───── ENTRIES SHOWN
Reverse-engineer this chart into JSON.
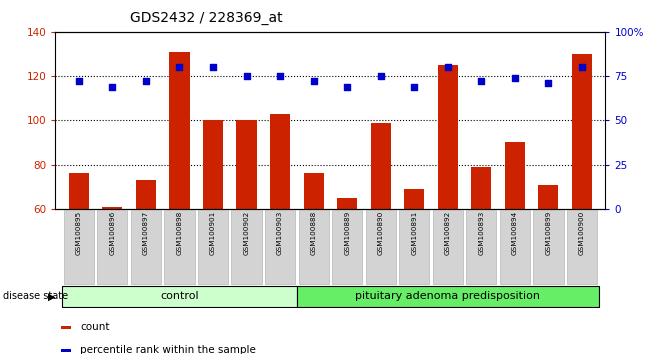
{
  "title": "GDS2432 / 228369_at",
  "samples": [
    "GSM100895",
    "GSM100896",
    "GSM100897",
    "GSM100898",
    "GSM100901",
    "GSM100902",
    "GSM100903",
    "GSM100888",
    "GSM100889",
    "GSM100890",
    "GSM100891",
    "GSM100892",
    "GSM100893",
    "GSM100894",
    "GSM100899",
    "GSM100900"
  ],
  "counts": [
    76,
    61,
    73,
    131,
    100,
    100,
    103,
    76,
    65,
    99,
    69,
    125,
    79,
    90,
    71,
    130
  ],
  "percentiles": [
    72,
    69,
    72,
    80,
    80,
    75,
    75,
    72,
    69,
    75,
    69,
    80,
    72,
    74,
    71,
    80
  ],
  "control_count": 7,
  "group_labels": [
    "control",
    "pituitary adenoma predisposition"
  ],
  "ylim_left": [
    60,
    140
  ],
  "ylim_right": [
    0,
    100
  ],
  "yticks_left": [
    60,
    80,
    100,
    120,
    140
  ],
  "yticks_right": [
    0,
    25,
    50,
    75,
    100
  ],
  "ytick_labels_right": [
    "0",
    "25",
    "50",
    "75",
    "100%"
  ],
  "bar_color": "#cc2200",
  "dot_color": "#0000cc",
  "bg_color": "#ffffff",
  "control_group_color": "#ccffcc",
  "disease_group_color": "#66ee66",
  "bar_label_color": "#cc2200",
  "dot_label_color": "#0000cc",
  "legend_count_label": "count",
  "legend_percentile_label": "percentile rank within the sample"
}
──────────
> **SHORT TASK**: Quote the listing above in full, except for the pictures.

> **EXERCISE SOLUTION**:
Reverse-engineer this chart into JSON.
{
  "title": "GDS2432 / 228369_at",
  "samples": [
    "GSM100895",
    "GSM100896",
    "GSM100897",
    "GSM100898",
    "GSM100901",
    "GSM100902",
    "GSM100903",
    "GSM100888",
    "GSM100889",
    "GSM100890",
    "GSM100891",
    "GSM100892",
    "GSM100893",
    "GSM100894",
    "GSM100899",
    "GSM100900"
  ],
  "counts": [
    76,
    61,
    73,
    131,
    100,
    100,
    103,
    76,
    65,
    99,
    69,
    125,
    79,
    90,
    71,
    130
  ],
  "percentiles": [
    72,
    69,
    72,
    80,
    80,
    75,
    75,
    72,
    69,
    75,
    69,
    80,
    72,
    74,
    71,
    80
  ],
  "control_count": 7,
  "group_labels": [
    "control",
    "pituitary adenoma predisposition"
  ],
  "ylim_left": [
    60,
    140
  ],
  "ylim_right": [
    0,
    100
  ],
  "yticks_left": [
    60,
    80,
    100,
    120,
    140
  ],
  "yticks_right": [
    0,
    25,
    50,
    75,
    100
  ],
  "ytick_labels_right": [
    "0",
    "25",
    "50",
    "75",
    "100%"
  ],
  "bar_color": "#cc2200",
  "dot_color": "#0000cc",
  "bg_color": "#ffffff",
  "control_group_color": "#ccffcc",
  "disease_group_color": "#66ee66",
  "bar_label_color": "#cc2200",
  "dot_label_color": "#0000cc",
  "legend_count_label": "count",
  "legend_percentile_label": "percentile rank within the sample"
}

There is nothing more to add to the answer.